### STATED TASK
Only the lines holding the string "title" are needed. Copy each one.

### SOURCE RECORDS
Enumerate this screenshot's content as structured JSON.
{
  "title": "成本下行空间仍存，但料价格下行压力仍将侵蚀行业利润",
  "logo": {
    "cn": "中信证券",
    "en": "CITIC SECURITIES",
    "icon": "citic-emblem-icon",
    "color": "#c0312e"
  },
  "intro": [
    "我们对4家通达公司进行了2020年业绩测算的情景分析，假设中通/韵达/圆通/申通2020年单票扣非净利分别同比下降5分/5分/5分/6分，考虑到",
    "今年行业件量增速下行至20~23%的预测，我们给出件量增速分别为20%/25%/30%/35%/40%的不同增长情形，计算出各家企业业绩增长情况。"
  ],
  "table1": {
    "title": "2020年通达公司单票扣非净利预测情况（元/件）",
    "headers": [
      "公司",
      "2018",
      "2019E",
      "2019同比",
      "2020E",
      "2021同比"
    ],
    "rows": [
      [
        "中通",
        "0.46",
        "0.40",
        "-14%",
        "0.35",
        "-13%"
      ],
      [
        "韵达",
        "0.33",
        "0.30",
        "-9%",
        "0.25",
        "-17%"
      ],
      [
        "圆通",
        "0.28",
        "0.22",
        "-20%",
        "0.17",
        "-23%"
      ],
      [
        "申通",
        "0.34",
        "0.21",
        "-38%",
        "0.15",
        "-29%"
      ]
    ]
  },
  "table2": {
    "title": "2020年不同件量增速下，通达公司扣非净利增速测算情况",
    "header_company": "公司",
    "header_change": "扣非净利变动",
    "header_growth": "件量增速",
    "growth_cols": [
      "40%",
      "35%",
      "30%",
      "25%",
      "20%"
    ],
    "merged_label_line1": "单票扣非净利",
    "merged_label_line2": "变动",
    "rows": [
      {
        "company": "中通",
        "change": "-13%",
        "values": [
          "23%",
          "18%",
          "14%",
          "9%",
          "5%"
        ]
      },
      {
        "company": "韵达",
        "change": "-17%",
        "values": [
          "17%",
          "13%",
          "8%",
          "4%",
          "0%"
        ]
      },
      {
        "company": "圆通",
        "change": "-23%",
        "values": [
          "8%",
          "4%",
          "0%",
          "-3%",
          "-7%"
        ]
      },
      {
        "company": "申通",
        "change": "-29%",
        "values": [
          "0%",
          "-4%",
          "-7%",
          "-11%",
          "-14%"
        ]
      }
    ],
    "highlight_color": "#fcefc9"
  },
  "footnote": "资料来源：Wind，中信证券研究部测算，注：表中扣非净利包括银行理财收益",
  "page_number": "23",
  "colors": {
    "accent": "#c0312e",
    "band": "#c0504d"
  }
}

### SOLUTION TO THIS PROBLEM
  "title": "成本下行空间仍存，但料价格下行压力仍将侵蚀行业利润",
    "title": "2020年通达公司单票扣非净利预测情况（元/件）",
    "title": "2020年不同件量增速下，通达公司扣非净利增速测算情况",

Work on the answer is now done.